- EXERCISE DETAILS -
Go through the material and pull out every line with the string "subtitle" in it.
= = = =
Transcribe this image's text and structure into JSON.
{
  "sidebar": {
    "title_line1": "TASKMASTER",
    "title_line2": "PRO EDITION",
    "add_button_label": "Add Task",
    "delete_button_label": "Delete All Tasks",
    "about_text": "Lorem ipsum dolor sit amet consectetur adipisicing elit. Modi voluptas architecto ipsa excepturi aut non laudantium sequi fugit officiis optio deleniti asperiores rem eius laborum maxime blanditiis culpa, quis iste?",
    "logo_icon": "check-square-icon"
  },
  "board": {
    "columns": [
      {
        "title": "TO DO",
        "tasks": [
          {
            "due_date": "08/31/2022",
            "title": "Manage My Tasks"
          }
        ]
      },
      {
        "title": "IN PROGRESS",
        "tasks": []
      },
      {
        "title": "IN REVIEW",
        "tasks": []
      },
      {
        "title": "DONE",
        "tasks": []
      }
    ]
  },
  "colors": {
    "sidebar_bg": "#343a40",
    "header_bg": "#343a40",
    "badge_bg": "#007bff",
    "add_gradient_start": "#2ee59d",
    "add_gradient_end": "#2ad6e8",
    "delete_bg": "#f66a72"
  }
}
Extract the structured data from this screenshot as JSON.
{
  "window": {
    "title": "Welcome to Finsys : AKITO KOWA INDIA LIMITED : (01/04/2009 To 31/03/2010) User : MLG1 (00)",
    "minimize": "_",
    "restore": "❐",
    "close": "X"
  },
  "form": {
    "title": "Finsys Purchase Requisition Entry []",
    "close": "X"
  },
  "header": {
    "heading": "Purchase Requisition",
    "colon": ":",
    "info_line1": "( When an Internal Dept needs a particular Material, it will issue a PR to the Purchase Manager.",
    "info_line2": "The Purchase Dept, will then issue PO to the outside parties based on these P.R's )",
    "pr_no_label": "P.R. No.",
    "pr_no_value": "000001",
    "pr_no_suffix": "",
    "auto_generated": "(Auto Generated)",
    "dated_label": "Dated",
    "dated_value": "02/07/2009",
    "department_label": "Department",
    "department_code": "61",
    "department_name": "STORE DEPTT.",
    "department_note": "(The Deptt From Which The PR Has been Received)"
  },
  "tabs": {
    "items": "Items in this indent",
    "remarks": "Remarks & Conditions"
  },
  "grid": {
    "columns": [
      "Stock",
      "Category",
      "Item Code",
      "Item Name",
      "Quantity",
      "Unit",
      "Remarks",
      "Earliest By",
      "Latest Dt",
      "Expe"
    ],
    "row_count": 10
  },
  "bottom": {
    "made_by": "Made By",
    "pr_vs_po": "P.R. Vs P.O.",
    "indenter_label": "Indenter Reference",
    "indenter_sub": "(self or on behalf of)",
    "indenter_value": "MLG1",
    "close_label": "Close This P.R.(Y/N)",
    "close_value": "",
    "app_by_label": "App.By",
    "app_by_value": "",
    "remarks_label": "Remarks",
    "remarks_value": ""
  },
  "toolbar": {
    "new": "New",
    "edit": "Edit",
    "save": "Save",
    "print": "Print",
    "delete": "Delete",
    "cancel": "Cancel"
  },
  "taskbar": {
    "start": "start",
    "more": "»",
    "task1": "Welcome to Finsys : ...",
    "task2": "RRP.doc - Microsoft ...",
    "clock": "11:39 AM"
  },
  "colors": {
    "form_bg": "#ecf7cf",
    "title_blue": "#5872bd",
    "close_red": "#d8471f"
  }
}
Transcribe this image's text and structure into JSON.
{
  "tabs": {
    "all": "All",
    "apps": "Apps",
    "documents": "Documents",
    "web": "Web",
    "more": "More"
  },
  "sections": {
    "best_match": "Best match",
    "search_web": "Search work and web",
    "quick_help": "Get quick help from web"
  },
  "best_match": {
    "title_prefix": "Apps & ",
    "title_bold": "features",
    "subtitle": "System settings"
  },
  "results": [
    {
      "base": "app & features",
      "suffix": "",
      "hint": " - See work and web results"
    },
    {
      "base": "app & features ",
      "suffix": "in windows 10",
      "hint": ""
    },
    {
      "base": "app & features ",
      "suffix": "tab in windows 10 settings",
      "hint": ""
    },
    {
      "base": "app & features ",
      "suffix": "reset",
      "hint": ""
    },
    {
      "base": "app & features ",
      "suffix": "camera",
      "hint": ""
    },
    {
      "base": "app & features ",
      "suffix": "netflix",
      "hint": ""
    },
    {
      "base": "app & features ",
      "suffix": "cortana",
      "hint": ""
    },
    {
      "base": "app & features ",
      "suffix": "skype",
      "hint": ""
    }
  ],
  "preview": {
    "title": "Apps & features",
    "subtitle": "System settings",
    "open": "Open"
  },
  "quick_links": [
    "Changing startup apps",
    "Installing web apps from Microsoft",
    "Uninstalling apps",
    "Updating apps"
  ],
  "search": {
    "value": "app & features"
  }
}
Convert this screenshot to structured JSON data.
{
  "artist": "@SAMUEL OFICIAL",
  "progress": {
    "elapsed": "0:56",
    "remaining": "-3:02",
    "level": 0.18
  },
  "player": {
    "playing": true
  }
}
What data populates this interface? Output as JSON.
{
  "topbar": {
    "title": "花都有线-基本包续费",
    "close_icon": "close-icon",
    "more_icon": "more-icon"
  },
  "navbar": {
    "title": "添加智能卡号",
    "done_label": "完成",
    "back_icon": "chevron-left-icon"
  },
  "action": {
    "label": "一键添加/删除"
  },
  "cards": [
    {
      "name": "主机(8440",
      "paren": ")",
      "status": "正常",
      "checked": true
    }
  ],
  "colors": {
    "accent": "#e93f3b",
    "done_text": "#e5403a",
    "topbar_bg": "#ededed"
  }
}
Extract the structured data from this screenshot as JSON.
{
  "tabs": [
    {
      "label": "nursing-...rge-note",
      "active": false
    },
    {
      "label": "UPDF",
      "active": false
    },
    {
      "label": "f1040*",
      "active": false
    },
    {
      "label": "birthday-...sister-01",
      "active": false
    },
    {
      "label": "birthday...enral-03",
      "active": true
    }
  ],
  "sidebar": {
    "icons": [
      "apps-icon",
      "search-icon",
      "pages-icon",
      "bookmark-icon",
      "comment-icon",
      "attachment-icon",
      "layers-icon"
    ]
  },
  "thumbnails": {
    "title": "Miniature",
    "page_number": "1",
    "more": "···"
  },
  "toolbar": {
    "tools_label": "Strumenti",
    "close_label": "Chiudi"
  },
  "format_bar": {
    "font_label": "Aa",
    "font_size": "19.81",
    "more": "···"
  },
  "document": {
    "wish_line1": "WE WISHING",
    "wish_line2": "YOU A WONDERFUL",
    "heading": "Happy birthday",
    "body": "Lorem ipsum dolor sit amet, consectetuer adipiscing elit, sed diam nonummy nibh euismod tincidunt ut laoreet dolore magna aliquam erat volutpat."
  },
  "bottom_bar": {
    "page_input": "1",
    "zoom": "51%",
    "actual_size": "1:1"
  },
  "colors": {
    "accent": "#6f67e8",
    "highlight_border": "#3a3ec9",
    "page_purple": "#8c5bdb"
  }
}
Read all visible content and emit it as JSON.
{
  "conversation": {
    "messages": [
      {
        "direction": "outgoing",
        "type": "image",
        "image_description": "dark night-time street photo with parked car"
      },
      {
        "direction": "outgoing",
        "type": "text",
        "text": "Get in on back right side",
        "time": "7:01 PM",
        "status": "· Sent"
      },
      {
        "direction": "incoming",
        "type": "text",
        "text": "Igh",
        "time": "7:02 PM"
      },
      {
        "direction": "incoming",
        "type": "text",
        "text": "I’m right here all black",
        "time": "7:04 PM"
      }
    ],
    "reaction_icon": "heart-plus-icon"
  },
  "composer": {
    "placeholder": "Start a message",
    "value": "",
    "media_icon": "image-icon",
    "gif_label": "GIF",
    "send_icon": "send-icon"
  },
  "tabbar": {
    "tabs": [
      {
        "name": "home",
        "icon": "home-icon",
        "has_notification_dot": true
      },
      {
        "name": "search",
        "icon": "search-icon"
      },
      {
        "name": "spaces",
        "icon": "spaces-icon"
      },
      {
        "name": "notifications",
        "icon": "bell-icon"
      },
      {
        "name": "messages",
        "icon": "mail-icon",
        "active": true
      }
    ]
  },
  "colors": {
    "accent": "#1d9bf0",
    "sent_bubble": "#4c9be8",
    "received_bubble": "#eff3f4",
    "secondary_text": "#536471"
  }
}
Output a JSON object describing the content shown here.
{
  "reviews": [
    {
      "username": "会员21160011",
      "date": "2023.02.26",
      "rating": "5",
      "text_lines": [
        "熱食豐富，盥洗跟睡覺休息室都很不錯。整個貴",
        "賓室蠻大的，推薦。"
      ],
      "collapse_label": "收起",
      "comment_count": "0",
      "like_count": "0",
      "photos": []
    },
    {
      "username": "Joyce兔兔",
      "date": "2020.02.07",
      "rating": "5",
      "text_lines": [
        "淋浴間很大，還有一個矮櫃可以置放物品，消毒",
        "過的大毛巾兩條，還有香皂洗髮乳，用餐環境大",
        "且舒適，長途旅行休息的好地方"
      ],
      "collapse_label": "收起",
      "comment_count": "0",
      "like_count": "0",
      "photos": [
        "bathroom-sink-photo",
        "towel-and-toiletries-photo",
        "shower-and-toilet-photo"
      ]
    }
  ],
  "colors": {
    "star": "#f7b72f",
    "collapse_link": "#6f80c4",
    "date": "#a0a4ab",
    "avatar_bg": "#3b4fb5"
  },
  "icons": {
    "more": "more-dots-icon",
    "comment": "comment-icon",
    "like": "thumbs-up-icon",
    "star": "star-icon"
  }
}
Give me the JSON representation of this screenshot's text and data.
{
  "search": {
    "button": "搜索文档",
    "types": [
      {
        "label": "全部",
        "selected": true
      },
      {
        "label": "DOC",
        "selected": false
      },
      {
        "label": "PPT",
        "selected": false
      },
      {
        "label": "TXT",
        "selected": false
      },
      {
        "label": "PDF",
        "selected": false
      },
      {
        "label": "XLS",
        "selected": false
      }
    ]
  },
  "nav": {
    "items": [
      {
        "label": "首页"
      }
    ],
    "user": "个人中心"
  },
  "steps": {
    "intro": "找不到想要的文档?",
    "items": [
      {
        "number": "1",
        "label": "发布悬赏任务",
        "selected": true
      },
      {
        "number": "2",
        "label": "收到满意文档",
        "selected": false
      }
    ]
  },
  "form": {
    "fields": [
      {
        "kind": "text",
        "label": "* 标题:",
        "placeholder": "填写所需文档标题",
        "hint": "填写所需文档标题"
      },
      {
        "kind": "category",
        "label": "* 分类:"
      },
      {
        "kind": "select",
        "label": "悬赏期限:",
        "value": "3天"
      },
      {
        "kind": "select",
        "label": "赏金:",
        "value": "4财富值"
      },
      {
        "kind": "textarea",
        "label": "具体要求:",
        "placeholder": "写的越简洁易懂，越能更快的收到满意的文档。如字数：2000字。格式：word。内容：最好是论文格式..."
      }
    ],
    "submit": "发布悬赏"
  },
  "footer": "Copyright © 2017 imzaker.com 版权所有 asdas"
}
= = = =
- TASK SOLUTION -
    "subtitle": "System settings"
    "subtitle": "System settings",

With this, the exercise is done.